• _Task objective_: Copy all the data exactly, except the pictures.

-- start Dataset rows --

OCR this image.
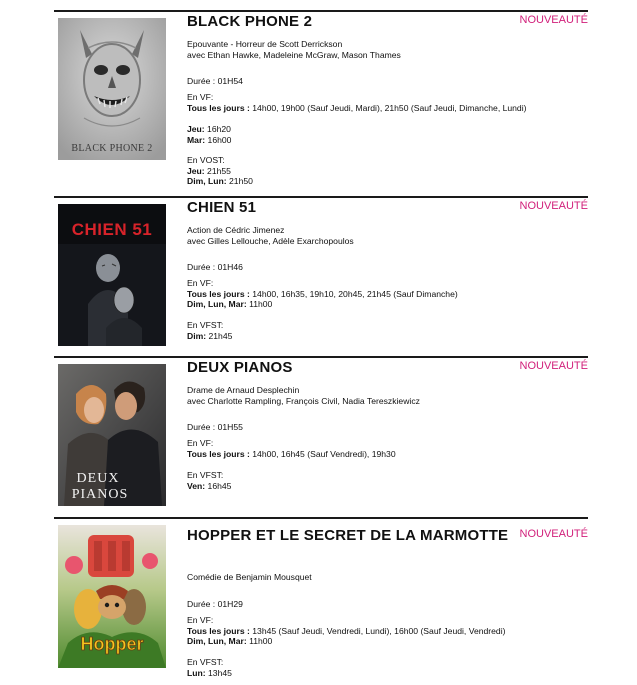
BLACK PHONE 2
BLACK PHONE 2	NOUVEAUTÉ
Epouvante - Horreur de Scott Derrickson
avec Ethan Hawke, Madeleine McGraw, Mason Thames
Durée : 01H54
En VF:
Tous les jours : 14h00, 19h00 (Sauf Jeudi, Mardi), 21h50 (Sauf Jeudi, Dimanche, Lundi)
Jeu: 16h20
Mar: 16h00
En VOST:
Jeu: 21h55
Dim, Lun: 21h50
CHIEN 51
CHIEN 51	NOUVEAUTÉ
Action de Cédric Jimenez
avec Gilles Lellouche, Adèle Exarchopoulos
Durée : 01H46
En VF:
Tous les jours : 14h00, 16h35, 19h10, 20h45, 21h45 (Sauf Dimanche)
Dim, Lun, Mar: 11h00
En VFST:
Dim: 21h45
DEUX
PIANOS
DEUX PIANOS	NOUVEAUTÉ
Drame de Arnaud Desplechin
avec Charlotte Rampling, François Civil, Nadia Tereszkiewicz
Durée : 01H55
En VF:
Tous les jours : 14h00, 16h45 (Sauf Vendredi), 19h30
En VFST:
Ven: 16h45
Hopper
HOPPER ET LE SECRET DE LA MARMOTTE NOUVEAUTÉ
Comédie de Benjamin Mousquet
Durée : 01H29
En VF:
Tous les jours : 13h45 (Sauf Jeudi, Vendredi, Lundi), 16h00 (Sauf Jeudi, Vendredi)
Dim, Lun, Mar: 11h00
En VFST:
Lun: 13h45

-- end Dataset rows --

• _Completed task_:
OCR this image.
BLACK PHONE 2
BLACK PHONE 2	NOUVEAUTÉ
Epouvante - Horreur de Scott Derrickson
avec Ethan Hawke, Madeleine McGraw, Mason Thames
Durée : 01H54
En VF:
Tous les jours : 14h00, 19h00 (Sauf Jeudi, Mardi), 21h50 (Sauf Jeudi, Dimanche, Lundi)
Jeu: 16h20
Mar: 16h00
En VOST:
Jeu: 21h55
Dim, Lun: 21h50
CHIEN 51
CHIEN 51	NOUVEAUTÉ
Action de Cédric Jimenez
avec Gilles Lellouche, Adèle Exarchopoulos
Durée : 01H46
En VF:
Tous les jours : 14h00, 16h35, 19h10, 20h45, 21h45 (Sauf Dimanche)
Dim, Lun, Mar: 11h00
En VFST:
Dim: 21h45
DEUX
PIANOS
DEUX PIANOS	NOUVEAUTÉ
Drame de Arnaud Desplechin
avec Charlotte Rampling, François Civil, Nadia Tereszkiewicz
Durée : 01H55
En VF:
Tous les jours : 14h00, 16h45 (Sauf Vendredi), 19h30
En VFST:
Ven: 16h45
Hopper
HOPPER ET LE SECRET DE LA MARMOTTE NOUVEAUTÉ
Comédie de Benjamin Mousquet
Durée : 01H29
En VF:
Tous les jours : 13h45 (Sauf Jeudi, Vendredi, Lundi), 16h00 (Sauf Jeudi, Vendredi)
Dim, Lun, Mar: 11h00
En VFST:
Lun: 13h45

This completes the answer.